Entries taken from a collection
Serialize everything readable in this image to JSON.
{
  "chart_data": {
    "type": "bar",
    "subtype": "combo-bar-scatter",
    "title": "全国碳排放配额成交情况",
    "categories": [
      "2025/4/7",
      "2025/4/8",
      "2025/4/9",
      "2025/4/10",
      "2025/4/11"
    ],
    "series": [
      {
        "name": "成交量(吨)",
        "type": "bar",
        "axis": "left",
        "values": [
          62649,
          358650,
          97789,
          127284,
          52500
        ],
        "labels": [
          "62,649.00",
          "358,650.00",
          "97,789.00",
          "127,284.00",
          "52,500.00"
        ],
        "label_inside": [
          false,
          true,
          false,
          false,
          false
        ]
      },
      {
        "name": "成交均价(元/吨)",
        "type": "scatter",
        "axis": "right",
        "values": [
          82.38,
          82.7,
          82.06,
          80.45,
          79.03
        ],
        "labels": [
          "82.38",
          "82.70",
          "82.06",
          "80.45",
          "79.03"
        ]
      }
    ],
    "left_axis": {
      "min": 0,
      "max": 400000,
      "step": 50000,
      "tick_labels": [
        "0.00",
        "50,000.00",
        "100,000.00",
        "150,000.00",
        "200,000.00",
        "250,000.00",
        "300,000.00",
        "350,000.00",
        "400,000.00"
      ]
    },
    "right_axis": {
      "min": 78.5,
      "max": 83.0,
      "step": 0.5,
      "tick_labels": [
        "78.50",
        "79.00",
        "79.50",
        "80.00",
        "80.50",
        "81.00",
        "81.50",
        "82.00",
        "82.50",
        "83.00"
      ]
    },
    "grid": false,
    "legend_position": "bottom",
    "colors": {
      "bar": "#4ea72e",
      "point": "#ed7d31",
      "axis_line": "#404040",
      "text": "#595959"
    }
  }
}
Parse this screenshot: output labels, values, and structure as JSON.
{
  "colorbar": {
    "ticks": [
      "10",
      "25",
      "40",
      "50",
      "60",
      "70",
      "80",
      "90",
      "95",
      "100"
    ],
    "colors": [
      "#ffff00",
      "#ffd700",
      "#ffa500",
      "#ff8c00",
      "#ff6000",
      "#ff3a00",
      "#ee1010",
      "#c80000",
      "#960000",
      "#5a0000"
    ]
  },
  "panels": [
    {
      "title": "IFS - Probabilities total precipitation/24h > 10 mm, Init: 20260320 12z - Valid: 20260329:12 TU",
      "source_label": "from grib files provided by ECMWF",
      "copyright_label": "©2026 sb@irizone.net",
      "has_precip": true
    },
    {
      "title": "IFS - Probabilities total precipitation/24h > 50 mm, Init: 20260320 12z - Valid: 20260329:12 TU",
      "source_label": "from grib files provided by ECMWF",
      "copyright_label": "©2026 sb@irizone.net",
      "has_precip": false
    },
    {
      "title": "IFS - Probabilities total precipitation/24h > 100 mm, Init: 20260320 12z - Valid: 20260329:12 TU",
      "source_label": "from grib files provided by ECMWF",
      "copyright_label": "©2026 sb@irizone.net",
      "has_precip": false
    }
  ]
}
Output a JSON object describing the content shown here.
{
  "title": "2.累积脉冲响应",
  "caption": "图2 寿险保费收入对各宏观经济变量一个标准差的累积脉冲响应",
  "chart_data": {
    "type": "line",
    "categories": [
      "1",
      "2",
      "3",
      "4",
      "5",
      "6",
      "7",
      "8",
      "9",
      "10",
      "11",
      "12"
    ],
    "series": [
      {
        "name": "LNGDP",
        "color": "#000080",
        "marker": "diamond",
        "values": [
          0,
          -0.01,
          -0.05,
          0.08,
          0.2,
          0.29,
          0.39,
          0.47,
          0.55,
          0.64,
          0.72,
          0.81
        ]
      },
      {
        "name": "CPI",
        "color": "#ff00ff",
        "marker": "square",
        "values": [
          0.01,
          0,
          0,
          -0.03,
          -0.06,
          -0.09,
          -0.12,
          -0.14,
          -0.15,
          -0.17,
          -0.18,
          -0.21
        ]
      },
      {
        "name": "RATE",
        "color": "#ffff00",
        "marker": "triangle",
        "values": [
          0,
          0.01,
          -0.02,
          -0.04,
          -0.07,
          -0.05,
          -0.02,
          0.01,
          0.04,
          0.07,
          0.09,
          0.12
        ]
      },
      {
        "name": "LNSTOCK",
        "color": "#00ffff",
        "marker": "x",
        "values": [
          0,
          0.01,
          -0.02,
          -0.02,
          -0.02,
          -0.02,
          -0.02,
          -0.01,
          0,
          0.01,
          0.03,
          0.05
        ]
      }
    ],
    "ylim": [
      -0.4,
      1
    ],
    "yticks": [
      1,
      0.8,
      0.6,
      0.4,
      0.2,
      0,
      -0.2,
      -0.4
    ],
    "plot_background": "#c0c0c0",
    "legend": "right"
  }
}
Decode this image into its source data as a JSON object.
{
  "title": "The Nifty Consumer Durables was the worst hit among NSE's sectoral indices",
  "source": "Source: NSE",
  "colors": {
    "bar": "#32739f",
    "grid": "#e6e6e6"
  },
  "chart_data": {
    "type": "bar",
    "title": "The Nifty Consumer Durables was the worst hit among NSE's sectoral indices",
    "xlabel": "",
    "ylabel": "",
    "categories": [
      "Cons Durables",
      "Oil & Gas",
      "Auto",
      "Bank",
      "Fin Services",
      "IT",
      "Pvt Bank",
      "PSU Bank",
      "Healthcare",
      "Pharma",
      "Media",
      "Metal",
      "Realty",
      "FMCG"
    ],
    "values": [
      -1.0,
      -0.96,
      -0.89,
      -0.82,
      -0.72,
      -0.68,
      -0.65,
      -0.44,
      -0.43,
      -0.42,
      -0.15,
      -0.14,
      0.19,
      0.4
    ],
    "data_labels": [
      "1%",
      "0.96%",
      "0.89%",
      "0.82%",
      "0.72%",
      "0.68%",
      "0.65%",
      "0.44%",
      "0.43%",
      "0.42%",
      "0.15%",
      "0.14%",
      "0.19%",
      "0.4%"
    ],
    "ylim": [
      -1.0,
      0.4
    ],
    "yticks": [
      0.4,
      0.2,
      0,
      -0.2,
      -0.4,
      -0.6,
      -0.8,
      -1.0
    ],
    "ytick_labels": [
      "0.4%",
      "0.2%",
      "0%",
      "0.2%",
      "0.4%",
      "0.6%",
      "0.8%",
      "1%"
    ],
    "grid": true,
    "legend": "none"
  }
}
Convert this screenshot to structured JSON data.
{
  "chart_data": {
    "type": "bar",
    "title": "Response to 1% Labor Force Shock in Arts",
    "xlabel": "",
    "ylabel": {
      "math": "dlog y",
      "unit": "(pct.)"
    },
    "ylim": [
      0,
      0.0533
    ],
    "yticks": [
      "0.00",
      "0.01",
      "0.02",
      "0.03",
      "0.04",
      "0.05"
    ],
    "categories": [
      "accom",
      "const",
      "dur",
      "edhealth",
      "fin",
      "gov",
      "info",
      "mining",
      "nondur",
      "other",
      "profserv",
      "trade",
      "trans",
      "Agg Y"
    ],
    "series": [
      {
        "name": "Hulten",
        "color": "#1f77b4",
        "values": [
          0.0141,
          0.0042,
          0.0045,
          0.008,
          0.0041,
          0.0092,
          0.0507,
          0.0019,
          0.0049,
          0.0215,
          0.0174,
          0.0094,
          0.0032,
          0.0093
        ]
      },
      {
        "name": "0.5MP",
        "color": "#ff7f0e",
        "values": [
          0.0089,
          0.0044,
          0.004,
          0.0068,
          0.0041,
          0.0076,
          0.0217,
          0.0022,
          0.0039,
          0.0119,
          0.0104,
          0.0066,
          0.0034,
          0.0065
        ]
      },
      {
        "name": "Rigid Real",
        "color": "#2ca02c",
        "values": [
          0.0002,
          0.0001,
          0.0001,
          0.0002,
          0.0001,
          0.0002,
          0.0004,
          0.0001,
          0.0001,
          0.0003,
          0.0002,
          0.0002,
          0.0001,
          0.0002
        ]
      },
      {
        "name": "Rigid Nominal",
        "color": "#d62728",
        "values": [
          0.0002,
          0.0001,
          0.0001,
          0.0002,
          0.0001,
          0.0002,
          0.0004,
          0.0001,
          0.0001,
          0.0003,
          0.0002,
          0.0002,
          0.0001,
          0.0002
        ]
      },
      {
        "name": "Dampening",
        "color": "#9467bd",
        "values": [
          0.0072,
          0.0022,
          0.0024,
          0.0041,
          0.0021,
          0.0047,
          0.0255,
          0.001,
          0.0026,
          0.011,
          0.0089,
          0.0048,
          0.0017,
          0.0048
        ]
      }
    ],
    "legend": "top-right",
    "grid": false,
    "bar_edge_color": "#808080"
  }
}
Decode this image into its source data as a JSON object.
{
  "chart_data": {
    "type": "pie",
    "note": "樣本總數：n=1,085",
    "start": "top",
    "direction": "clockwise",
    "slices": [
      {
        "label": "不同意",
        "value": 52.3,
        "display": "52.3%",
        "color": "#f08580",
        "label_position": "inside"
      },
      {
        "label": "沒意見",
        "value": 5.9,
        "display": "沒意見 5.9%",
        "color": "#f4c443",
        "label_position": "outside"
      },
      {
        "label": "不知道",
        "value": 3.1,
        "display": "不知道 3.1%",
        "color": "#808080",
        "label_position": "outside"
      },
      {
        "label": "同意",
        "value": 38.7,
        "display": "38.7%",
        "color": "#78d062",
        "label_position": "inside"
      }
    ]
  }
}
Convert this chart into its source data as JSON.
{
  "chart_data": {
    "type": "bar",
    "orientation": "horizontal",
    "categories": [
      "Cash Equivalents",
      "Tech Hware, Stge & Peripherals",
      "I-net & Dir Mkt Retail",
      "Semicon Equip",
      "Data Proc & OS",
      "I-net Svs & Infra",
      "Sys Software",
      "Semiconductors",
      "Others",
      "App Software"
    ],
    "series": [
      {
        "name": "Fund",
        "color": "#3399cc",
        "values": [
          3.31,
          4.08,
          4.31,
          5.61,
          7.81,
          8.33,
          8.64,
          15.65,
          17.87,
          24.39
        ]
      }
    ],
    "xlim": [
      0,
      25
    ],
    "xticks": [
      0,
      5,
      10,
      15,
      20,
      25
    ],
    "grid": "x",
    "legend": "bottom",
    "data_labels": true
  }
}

— Exercise objective —
Your output consists solely of the lines from the one with "Convert this chart" through the last line, copied exactly.

— The completed task —
Convert this chart into its source data as JSON.
{
  "chart_data": {
    "type": "bar",
    "orientation": "horizontal",
    "categories": [
      "Cash Equivalents",
      "Tech Hware, Stge & Peripherals",
      "I-net & Dir Mkt Retail",
      "Semicon Equip",
      "Data Proc & OS",
      "I-net Svs & Infra",
      "Sys Software",
      "Semiconductors",
      "Others",
      "App Software"
    ],
    "series": [
      {
        "name": "Fund",
        "color": "#3399cc",
        "values": [
          3.31,
          4.08,
          4.31,
          5.61,
          7.81,
          8.33,
          8.64,
          15.65,
          17.87,
          24.39
        ]
      }
    ],
    "xlim": [
      0,
      25
    ],
    "xticks": [
      0,
      5,
      10,
      15,
      20,
      25
    ],
    "grid": "x",
    "legend": "bottom",
    "data_labels": true
  }
}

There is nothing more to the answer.